PROBLEM TO WORK ON
Quote all lines below exactly. Images stay out.

DATA PROVIDED
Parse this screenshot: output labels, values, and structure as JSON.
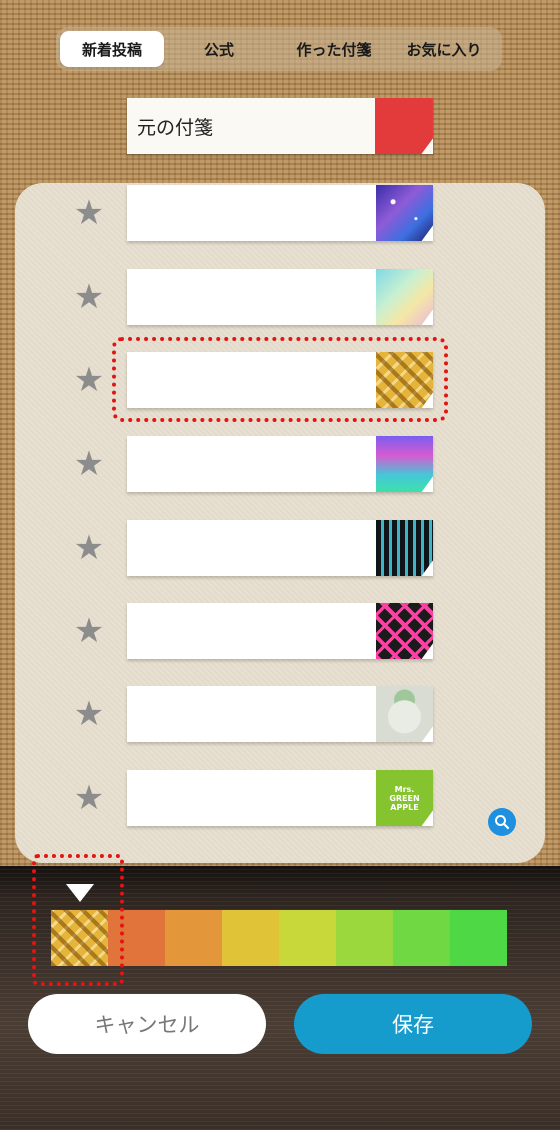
{
  "tabs": [
    {
      "label": "新着投稿",
      "active": true
    },
    {
      "label": "公式",
      "active": false
    },
    {
      "label": "作った付箋",
      "active": false
    },
    {
      "label": "お気に入り",
      "active": false
    }
  ],
  "original": {
    "label": "元の付箋",
    "color": "#e33b3b"
  },
  "stickies": [
    {
      "pattern": "galaxy-icon",
      "star": "★"
    },
    {
      "pattern": "pastel-watercolor-icon",
      "star": "★"
    },
    {
      "pattern": "gold-plaid-icon",
      "star": "★",
      "selected": true
    },
    {
      "pattern": "purple-teal-gradient-icon",
      "star": "★"
    },
    {
      "pattern": "black-teal-stripes-icon",
      "star": "★"
    },
    {
      "pattern": "pink-plaid-icon",
      "star": "★"
    },
    {
      "pattern": "character-icon",
      "star": "★"
    },
    {
      "pattern": "green-apple-icon",
      "star": "★",
      "text": "Mrs.\nGREEN\nAPPLE"
    }
  ],
  "palette": {
    "colors": [
      "#e0b440",
      "#e0743a",
      "#e3973a",
      "#e0c336",
      "#c8d83a",
      "#9ad83e",
      "#6fd842",
      "#4fd846",
      "#3fd84a"
    ],
    "selected_index": 0
  },
  "buttons": {
    "cancel": "キャンセル",
    "save": "保存"
  },
  "accent": "#159bcc"
}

EXERCISE RESULT
Parse this screenshot: output labels, values, and structure as JSON.
{
  "tabs": [
    {
      "label": "新着投稿",
      "active": true
    },
    {
      "label": "公式",
      "active": false
    },
    {
      "label": "作った付箋",
      "active": false
    },
    {
      "label": "お気に入り",
      "active": false
    }
  ],
  "original": {
    "label": "元の付箋",
    "color": "#e33b3b"
  },
  "stickies": [
    {
      "pattern": "galaxy-icon",
      "star": "★"
    },
    {
      "pattern": "pastel-watercolor-icon",
      "star": "★"
    },
    {
      "pattern": "gold-plaid-icon",
      "star": "★",
      "selected": true
    },
    {
      "pattern": "purple-teal-gradient-icon",
      "star": "★"
    },
    {
      "pattern": "black-teal-stripes-icon",
      "star": "★"
    },
    {
      "pattern": "pink-plaid-icon",
      "star": "★"
    },
    {
      "pattern": "character-icon",
      "star": "★"
    },
    {
      "pattern": "green-apple-icon",
      "star": "★",
      "text": "Mrs.\nGREEN\nAPPLE"
    }
  ],
  "palette": {
    "colors": [
      "#e0b440",
      "#e0743a",
      "#e3973a",
      "#e0c336",
      "#c8d83a",
      "#9ad83e",
      "#6fd842",
      "#4fd846",
      "#3fd84a"
    ],
    "selected_index": 0
  },
  "buttons": {
    "cancel": "キャンセル",
    "save": "保存"
  },
  "accent": "#159bcc"
}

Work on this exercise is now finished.